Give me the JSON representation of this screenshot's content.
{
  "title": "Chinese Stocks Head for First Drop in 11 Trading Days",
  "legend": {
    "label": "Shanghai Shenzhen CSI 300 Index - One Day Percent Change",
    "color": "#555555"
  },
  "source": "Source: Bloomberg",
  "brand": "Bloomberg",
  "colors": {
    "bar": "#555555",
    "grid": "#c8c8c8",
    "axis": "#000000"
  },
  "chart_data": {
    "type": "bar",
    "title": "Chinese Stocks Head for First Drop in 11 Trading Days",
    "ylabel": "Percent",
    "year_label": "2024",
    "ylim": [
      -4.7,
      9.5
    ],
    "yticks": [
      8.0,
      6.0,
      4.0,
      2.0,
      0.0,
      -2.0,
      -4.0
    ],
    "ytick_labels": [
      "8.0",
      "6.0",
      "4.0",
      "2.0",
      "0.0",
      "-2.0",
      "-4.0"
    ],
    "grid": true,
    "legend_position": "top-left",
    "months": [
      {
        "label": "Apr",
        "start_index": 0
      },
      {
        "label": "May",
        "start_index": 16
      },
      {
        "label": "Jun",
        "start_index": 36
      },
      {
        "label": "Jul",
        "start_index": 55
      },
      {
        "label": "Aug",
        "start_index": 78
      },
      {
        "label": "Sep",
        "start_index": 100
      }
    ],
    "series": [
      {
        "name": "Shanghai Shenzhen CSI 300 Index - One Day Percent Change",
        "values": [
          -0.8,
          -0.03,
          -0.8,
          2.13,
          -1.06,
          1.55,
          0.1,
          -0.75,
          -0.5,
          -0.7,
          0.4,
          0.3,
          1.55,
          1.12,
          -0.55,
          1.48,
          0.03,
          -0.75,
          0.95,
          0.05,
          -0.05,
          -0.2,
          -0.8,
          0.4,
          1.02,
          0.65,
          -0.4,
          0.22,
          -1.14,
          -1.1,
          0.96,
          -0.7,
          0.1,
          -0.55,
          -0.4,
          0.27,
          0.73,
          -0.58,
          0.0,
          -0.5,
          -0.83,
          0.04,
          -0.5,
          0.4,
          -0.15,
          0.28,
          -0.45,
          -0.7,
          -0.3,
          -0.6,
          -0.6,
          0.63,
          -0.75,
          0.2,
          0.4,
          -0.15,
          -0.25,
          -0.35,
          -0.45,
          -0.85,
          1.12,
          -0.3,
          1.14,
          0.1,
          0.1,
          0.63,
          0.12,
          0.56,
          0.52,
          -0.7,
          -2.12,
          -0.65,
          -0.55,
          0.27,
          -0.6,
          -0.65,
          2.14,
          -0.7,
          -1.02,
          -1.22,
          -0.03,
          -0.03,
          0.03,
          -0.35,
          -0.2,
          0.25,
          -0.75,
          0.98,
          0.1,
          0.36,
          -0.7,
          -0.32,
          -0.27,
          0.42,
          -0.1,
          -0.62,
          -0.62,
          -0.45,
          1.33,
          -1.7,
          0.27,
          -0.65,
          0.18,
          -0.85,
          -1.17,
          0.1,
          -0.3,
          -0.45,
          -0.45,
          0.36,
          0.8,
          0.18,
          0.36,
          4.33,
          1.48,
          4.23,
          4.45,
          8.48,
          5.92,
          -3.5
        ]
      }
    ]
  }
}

## Goal of the exercise
Every line of the listing that holds "First" is to be counted; give only the resulting number.

## Complete response
2